_Consigne 1:_ Reproduisez fidèlement le passage de l'extrait sur Remains of the Hot Day qui s'ouvre sur les mots contenant « Ce dernier commence » et se clôt sur « s’arrête pas là. ».
_Consigne 2:_ D'après l'extrait sur Remains of the Hot Day, quel morceau résonne soudainement dans la pièce ?

_Extrait:_
Ce dernier commence avec un plan fixe sur le sol d’une chambre, le terrain de jeux favori des enfants. Une petite fille y chantonne et joue, rejointe rapidement par sa petite sœur. Dans la cuisine, la grand-mère prépare des mets, et un enfant pleure dans son cou. De l’intérieur, on entend sensiblement les bruits de pluie, de rails, la ventilation ou la rumeur du monde dehors. Soudainement, le Mambo no. 5 (A Little Bit of…) de Lou Bega résonne dans la pièce, et on voit la petite fille endormie sur le sol. La musique, l’image simple et saisissante nous donne déjà un goût de nostalgie dans la bouche, mais ça ne s’arrête pas là.
Sans vraiment suivre de fil rouge, Remains of the Hot Day nous raconte une histoire de famille avec ses différents personnages, observés de près ou de loin par la petite fille. Des détails : un miroir dans lequel se reflète le corps abîmé du père se reflète, probablement frappé par les personnes qu’il a licenciées. Au fond de la cour, la mère parle de choses mystérieuses avec un inconnu. Tous deux sont montrés comme des observateurs ni invités ni importants. Et puis la grand-mère à l’intérieur, figure chaleureuse et consolatrice du foyer.

_Données fournies:_
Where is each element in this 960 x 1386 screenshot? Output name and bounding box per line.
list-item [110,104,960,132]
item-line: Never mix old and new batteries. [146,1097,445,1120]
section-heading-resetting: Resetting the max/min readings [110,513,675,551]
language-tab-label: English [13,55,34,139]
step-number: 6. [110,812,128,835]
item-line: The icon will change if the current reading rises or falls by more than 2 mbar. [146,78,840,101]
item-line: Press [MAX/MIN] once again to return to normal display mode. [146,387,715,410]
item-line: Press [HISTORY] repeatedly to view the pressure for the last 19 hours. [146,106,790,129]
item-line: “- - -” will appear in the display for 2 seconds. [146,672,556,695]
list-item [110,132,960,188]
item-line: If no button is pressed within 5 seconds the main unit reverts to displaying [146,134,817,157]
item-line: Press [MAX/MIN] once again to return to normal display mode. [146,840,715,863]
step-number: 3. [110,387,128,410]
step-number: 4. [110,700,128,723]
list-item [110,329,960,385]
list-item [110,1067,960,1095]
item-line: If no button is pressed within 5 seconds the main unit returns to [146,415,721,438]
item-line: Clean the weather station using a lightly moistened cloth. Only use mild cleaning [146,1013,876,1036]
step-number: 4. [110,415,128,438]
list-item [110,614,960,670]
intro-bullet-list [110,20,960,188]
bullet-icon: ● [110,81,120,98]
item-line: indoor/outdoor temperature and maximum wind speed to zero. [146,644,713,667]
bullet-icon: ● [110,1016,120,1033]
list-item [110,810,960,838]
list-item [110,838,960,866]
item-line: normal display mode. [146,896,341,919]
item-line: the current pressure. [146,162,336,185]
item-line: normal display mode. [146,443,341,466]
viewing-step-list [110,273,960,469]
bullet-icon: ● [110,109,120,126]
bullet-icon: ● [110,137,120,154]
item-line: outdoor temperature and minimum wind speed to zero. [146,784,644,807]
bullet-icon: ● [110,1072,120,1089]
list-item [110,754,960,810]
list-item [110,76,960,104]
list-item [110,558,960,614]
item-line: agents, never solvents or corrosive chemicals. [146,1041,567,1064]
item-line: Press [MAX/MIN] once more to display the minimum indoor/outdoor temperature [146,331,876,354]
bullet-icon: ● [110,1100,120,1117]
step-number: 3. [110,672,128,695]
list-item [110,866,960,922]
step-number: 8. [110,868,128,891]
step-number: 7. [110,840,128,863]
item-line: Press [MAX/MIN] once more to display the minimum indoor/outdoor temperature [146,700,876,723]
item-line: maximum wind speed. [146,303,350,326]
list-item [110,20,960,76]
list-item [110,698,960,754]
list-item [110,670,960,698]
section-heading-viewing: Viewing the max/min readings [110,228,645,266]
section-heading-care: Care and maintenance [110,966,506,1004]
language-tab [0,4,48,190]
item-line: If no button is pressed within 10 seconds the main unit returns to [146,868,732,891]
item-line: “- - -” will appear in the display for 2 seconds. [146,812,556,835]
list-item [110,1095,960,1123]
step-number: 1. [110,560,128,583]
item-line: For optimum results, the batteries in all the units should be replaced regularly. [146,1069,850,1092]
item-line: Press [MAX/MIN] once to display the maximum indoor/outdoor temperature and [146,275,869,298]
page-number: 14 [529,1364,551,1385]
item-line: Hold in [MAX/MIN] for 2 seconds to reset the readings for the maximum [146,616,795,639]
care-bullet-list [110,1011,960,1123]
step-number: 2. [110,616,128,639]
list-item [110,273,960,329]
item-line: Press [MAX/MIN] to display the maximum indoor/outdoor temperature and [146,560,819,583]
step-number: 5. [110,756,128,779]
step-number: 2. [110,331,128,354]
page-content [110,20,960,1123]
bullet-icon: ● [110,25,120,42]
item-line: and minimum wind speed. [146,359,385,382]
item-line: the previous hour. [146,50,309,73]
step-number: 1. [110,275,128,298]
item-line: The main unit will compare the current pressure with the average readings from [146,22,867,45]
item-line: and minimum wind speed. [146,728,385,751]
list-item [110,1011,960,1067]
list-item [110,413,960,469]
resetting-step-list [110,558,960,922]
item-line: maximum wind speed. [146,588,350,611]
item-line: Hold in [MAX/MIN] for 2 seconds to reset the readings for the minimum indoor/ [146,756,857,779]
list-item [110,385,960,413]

_Réponse rédigée 1:_
Ce dernier commence avec un plan fixe sur le sol d’une chambre, le terrain de jeux favori des enfants. Une petite fille y chantonne et joue, rejointe rapidement par sa petite sœur. Dans la cuisine, la grand-mère prépare des mets, et un enfant pleure dans son cou. De l’intérieur, on entend sensiblement les bruits de pluie, de rails, la ventilation ou la rumeur du monde dehors. Soudainement, le Mambo no. 5 (A Little Bit of…) de Lou Bega résonne dans la pièce, et on voit la petite fille endormie sur le sol. La musique, l’image simple et saisissante nous donne déjà un goût de nostalgie dans la bouche, mais ça ne s’arrête pas là.

_Réponse rédigée 2:_ Le Mambo no. 5 (A Little Bit of…) de Lou Bega.